» DESCRIPTION OF THE TASK
Leave out the images and repeat the listing below without a single change.

** Start of STORED ROWS **

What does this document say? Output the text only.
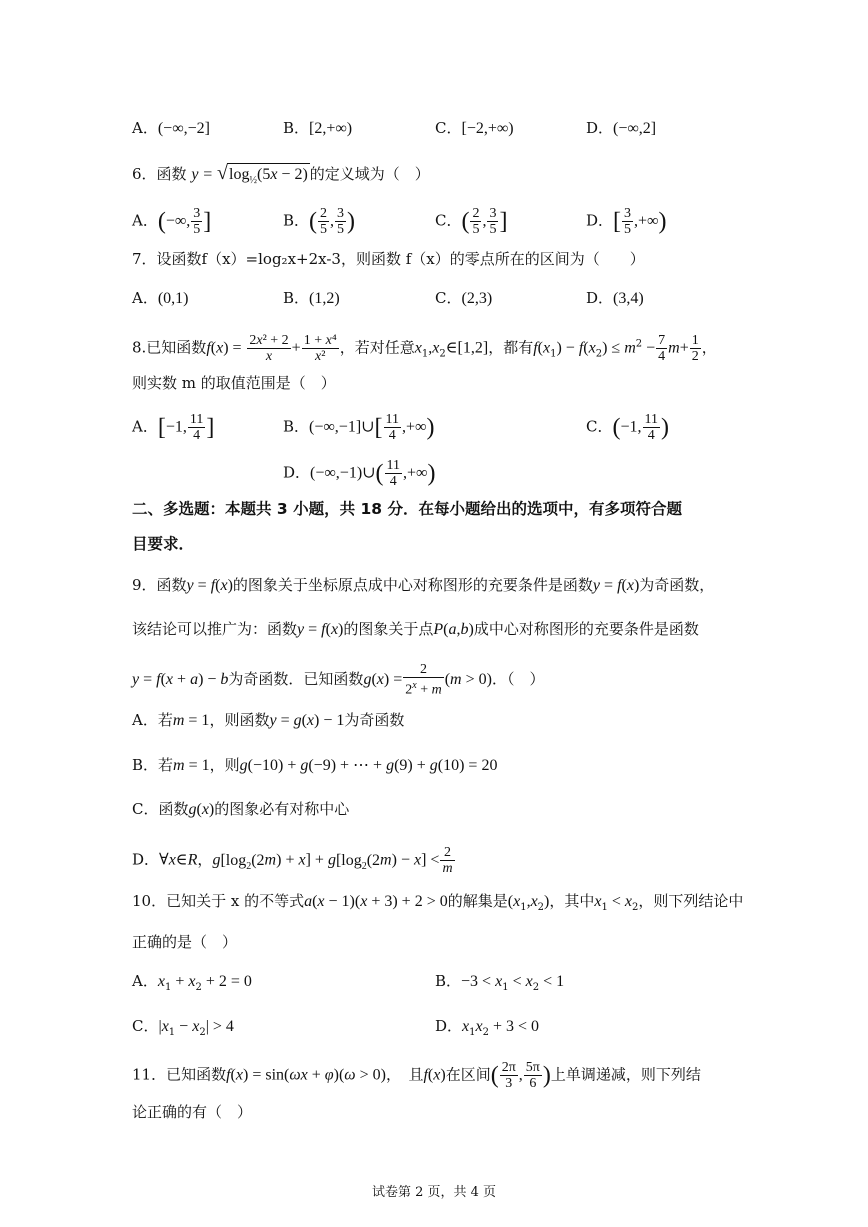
A．(−∞,−2]	B．[2,+∞)	C．[−2,+∞)	D．(−∞,2]
6．函数 $y = √\log_{\frac{1}{2}}(5x - 2)$ 的定义域为（　）
A．(−∞, $\frac{3}{5}$ ]	B．( $\frac{2}{5}$ , $\frac{3}{5}$ )	C．( $\frac{2}{5}$ , $\frac{3}{5}$ ]	D．[ $\frac{3}{5}$ ,+∞)
7．设函数f（x）=log₂x+2x-3，则函数 f（x）的零点所在的区间为（　　）
A．(0,1)	B．(1,2)	C．(2,3)	D．(3,4)
8.已知函数$f(x) = \frac{\text{2x² + 2}}{x} + \frac{\text{1 + x⁴}}{\text{x²}}$ ，若对任意$x_1,x_2\in[1,2]$，都有$f(x_1) - f(x_2) \le m^2 - \frac{7}{4} m+ \frac{1}{2}$ ，
则实数 m 的取值范围是（　）
A．[−1, $\frac{11}{4}$ ]	B．(−∞,−1]∪[ $\frac{11}{4}$ ,+∞)	C．(−1, $\frac{11}{4}$ )
D．(−∞,−1)∪( $\frac{11}{4}$ ,+∞)
二、多选题：本题共 3 小题，共 18 分．在每小题给出的选项中，有多项符合题
目要求．
9．函数y = f(x)的图象关于坐标原点成中心对称图形的充要条件是函数y = f(x)为奇函数，
该结论可以推广为：函数y = f(x)的图象关于点P(a,b)成中心对称图形的充要条件是函数
y = f(x + a) − b为奇函数．已知函数$g(x) = \frac{2}{2^x + m} (m > 0)$．（　）
A．若m = 1，则函数y = g(x) − 1为奇函数
B．若m = 1，则g(−10) + g(−9) + ⋯ + g(9) + g(10) = 20
C．函数g(x)的图象必有对称中心
D．∀x∈R，$g[\log_2(2m) + x] + g[\log_2(2m) - x] < \frac{2}{m}$
10．已知关于 x 的不等式a(x − 1)(x + 3) + 2 > 0的解集是$(x_1,x_2)$，其中$x_1 < x_2$，则下列结论中
正确的是（　）
A．$x_1 + x_2 + 2 = 0$	B．$-3 < x_1 < x_2 < 1$
C．$|x_1 - x_2| > 4$	D．$x_1x_2 + 3 < 0$
11．已知函数f(x) = sin(ωx + φ)(ω > 0)，　且f(x)在区间( $\frac{2\pi}{3}$ , $\frac{5\pi}{6}$ )上单调递减，则下列结
论正确的有（　）
试卷第 2 页，共 4 页
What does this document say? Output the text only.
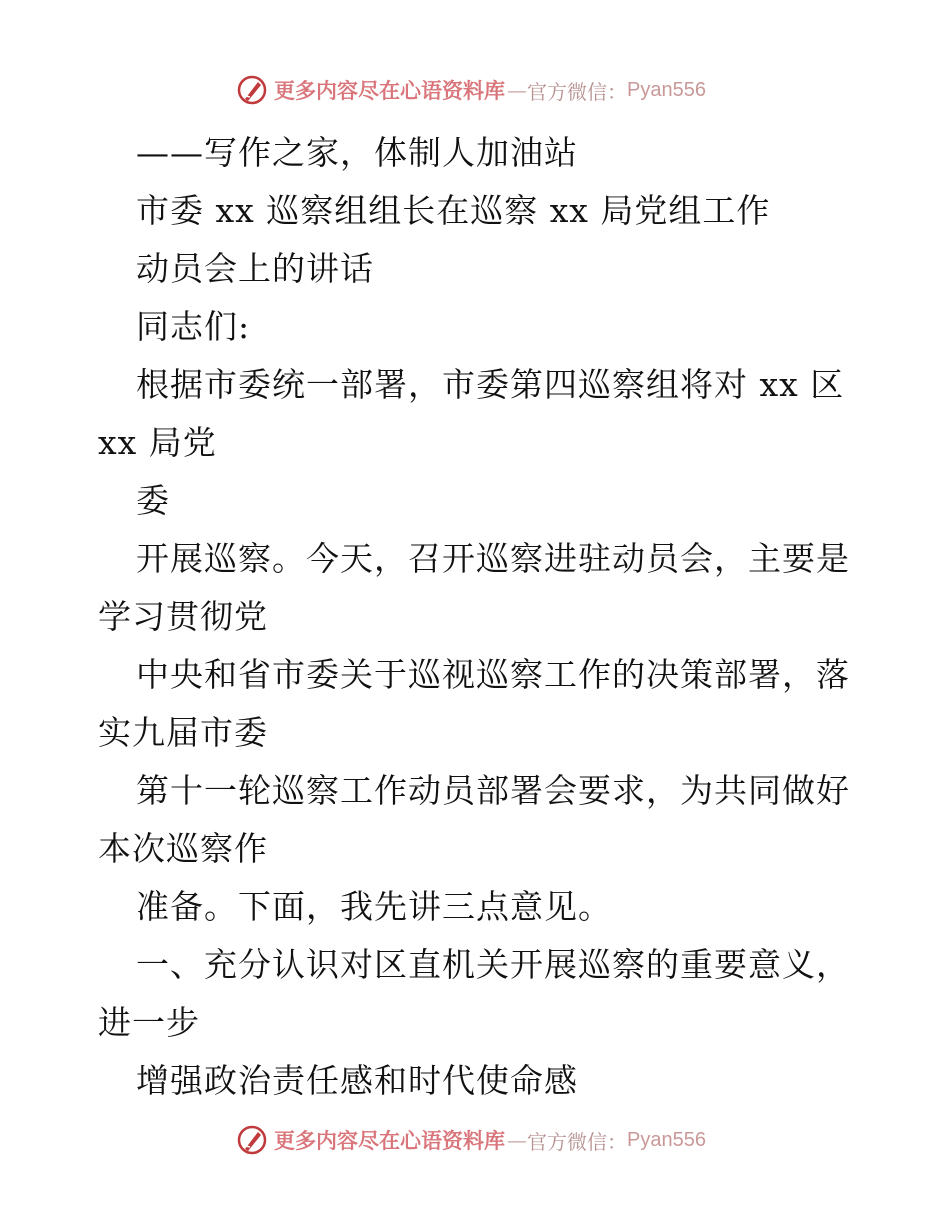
更多内容尽在心语资料库 — 官方微信： Pyan556
——写作之家，体制人加油站
市委 xx 巡察组组长在巡察 xx 局党组工作
动员会上的讲话
同志们:
根据市委统一部署，市委第四巡察组将对 xx 区
xx 局党
委
开展巡察。今天，召开巡察进驻动员会，主要是
学习贯彻党
中央和省市委关于巡视巡察工作的决策部署，落
实九届市委
第十一轮巡察工作动员部署会要求，为共同做好
本次巡察作
准备。下面，我先讲三点意见。
一、充分认识对区直机关开展巡察的重要意义，
进一步
增强政治责任感和时代使命感
更多内容尽在心语资料库 — 官方微信： Pyan556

** End of STORED ROWS **

» WRITTEN RESPONSE
What does this document say? Output the text only.
A．(−∞,−2]	B．[2,+∞)	C．[−2,+∞)	D．(−∞,2]
6．函数 $y = √\log_{\frac{1}{2}}(5x - 2)$ 的定义域为（　）
A．(−∞, $\frac{3}{5}$ ]	B．( $\frac{2}{5}$ , $\frac{3}{5}$ )	C．( $\frac{2}{5}$ , $\frac{3}{5}$ ]	D．[ $\frac{3}{5}$ ,+∞)
7．设函数f（x）=log₂x+2x-3，则函数 f（x）的零点所在的区间为（　　）
A．(0,1)	B．(1,2)	C．(2,3)	D．(3,4)
8.已知函数$f(x) = \frac{\text{2x² + 2}}{x} + \frac{\text{1 + x⁴}}{\text{x²}}$ ，若对任意$x_1,x_2\in[1,2]$，都有$f(x_1) - f(x_2) \le m^2 - \frac{7}{4} m+ \frac{1}{2}$ ，
则实数 m 的取值范围是（　）
A．[−1, $\frac{11}{4}$ ]	B．(−∞,−1]∪[ $\frac{11}{4}$ ,+∞)	C．(−1, $\frac{11}{4}$ )
D．(−∞,−1)∪( $\frac{11}{4}$ ,+∞)
二、多选题：本题共 3 小题，共 18 分．在每小题给出的选项中，有多项符合题
目要求．
9．函数y = f(x)的图象关于坐标原点成中心对称图形的充要条件是函数y = f(x)为奇函数，
该结论可以推广为：函数y = f(x)的图象关于点P(a,b)成中心对称图形的充要条件是函数
y = f(x + a) − b为奇函数．已知函数$g(x) = \frac{2}{2^x + m} (m > 0)$．（　）
A．若m = 1，则函数y = g(x) − 1为奇函数
B．若m = 1，则g(−10) + g(−9) + ⋯ + g(9) + g(10) = 20
C．函数g(x)的图象必有对称中心
D．∀x∈R，$g[\log_2(2m) + x] + g[\log_2(2m) - x] < \frac{2}{m}$
10．已知关于 x 的不等式a(x − 1)(x + 3) + 2 > 0的解集是$(x_1,x_2)$，其中$x_1 < x_2$，则下列结论中
正确的是（　）
A．$x_1 + x_2 + 2 = 0$	B．$-3 < x_1 < x_2 < 1$
C．$|x_1 - x_2| > 4$	D．$x_1x_2 + 3 < 0$
11．已知函数f(x) = sin(ωx + φ)(ω > 0)，　且f(x)在区间( $\frac{2\pi}{3}$ , $\frac{5\pi}{6}$ )上单调递减，则下列结
论正确的有（　）
试卷第 2 页，共 4 页
What does this document say? Output the text only.
更多内容尽在心语资料库 — 官方微信： Pyan556
——写作之家，体制人加油站
市委 xx 巡察组组长在巡察 xx 局党组工作
动员会上的讲话
同志们:
根据市委统一部署，市委第四巡察组将对 xx 区
xx 局党
委
开展巡察。今天，召开巡察进驻动员会，主要是
学习贯彻党
中央和省市委关于巡视巡察工作的决策部署，落
实九届市委
第十一轮巡察工作动员部署会要求，为共同做好
本次巡察作
准备。下面，我先讲三点意见。
一、充分认识对区直机关开展巡察的重要意义，
进一步
增强政治责任感和时代使命感
更多内容尽在心语资料库 — 官方微信： Pyan556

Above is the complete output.